• [Problem]:
Answer these questions from the holiday post:
1. How many days did the writer spend in Stratford-upon-Avon?
2. Which production did the writer see at the RSC Theatre?
3. According to the post, in which house did Shakespeare die?

A favourite quote and a way by which to approach life.

Today is the tomorrow that you worried about yesterday.

Friday, 4 October 2013

Holiday time (part one)

It's about time that I got back to you with news of my holiday, given that I promised you a post about it two posts ago, and it's now almost a month since I got back.  It doesn't feel anything like a month, probably because I've looked back over the photos over and over again, and relived the holiday.  I had a wonderful time, and even though I went away on my own, I wasn't lonely in the least.  I've actually always enjoyed going on holiday on my own, I think because I can take my time, keep doing something that I'm really enjoying or stop doing something I'm not getting much out of without having to worry about whether or not it's what anyone else wants to do.  Most importantly this time was that I could pace myself without that concern of boring anyone else, and I spent a lot of time enjoying views or doing things that took little energy.

I took a lot of photos while I was away, so the best way to share my holiday with you is probably to share some of the photos (I won't post all 388).

The place that I was probably 'busiest' was Stratford-upon-Avon.  I was only there for three days, and there was a lot too see, it being where Shakespeare was born and grew up.

First up, a couple of photos of Stratford-upon-Avon itself:

And here's a photo of the inside of the RSC Theatre where I went to see their current production of All's Well that Ends Well.  It's kind of an odd production in terms of placing it in time as the clothing spans several centuries and the opening scene is absolutely up to date, but it works.  It was a fantastic production, brilliant performance, and a wonderful experience seeing the play in a 'theatre in the round' and the home of the RSC.

So, my first port of call in terms of Shakespearean buildings was Shakespeare's birthplace.  I couldn't get upstairs, though the Shakespeare Birthplace Trust have done brilliantly with providing disabled access.  They have portable ramps in and out of the buildings whenever they're needed, and whenever it's not possible to use these ramps inside (which is actually most of the properties) they provide a photo album or video point with info and pictures of the upstairs rooms.  Anyway, here's Shakespeare's birthplace:

I then went to New Place and Nash's House (they're on the same site).  Actually, the house New Place doesn't actually exist any longer, but it was on the same plot - sort of in the garden of Nash's House.  This is where Shakespeare died, where his daughter first lived, and where his granddaughter then lived.

The big dip you can see in that last photo is where New Place was.  It burnt down.  I can't remember when, but I think it was a few hundred years ago.

• [Information given]:

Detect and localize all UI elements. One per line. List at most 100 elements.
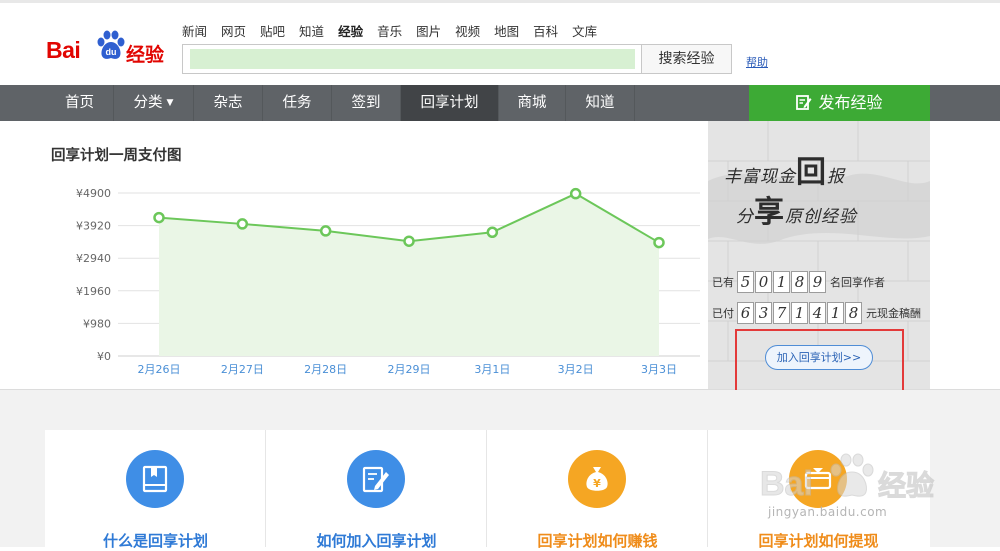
---
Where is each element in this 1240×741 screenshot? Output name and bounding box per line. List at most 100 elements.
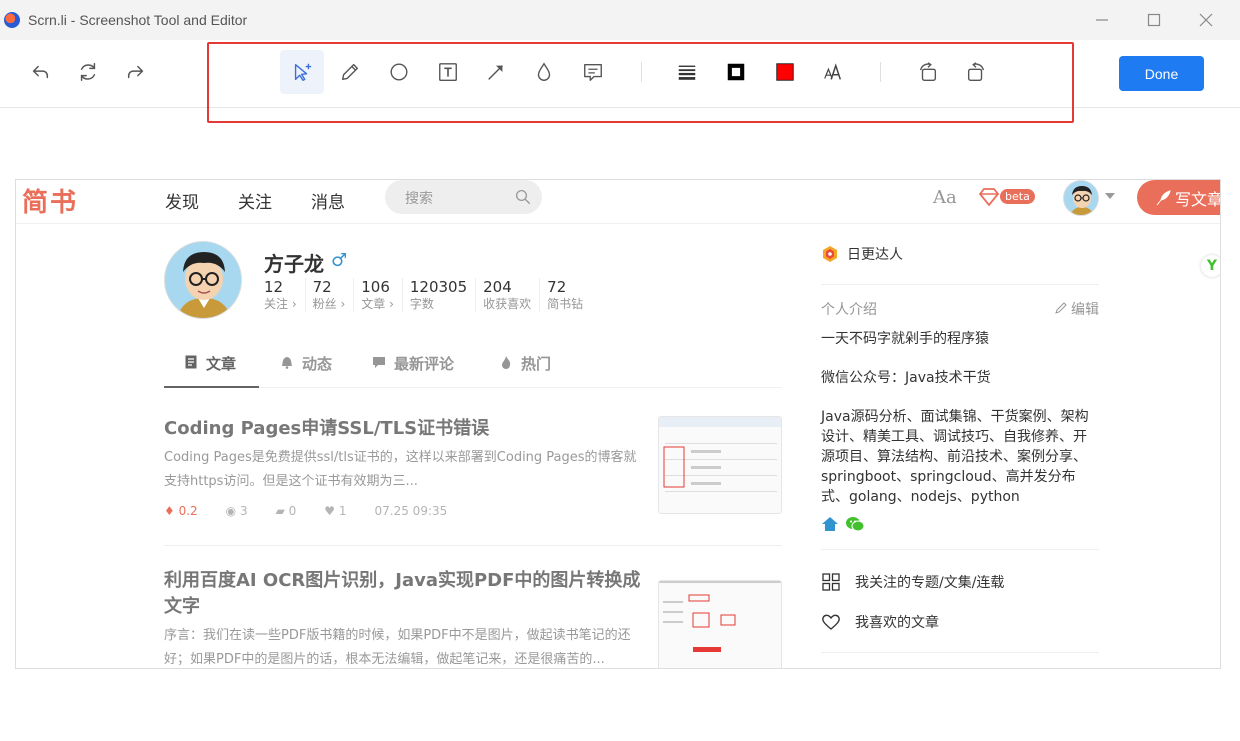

• [The answer]:
1. Three days.
2. All's Well that Ends Well.
3. New Place.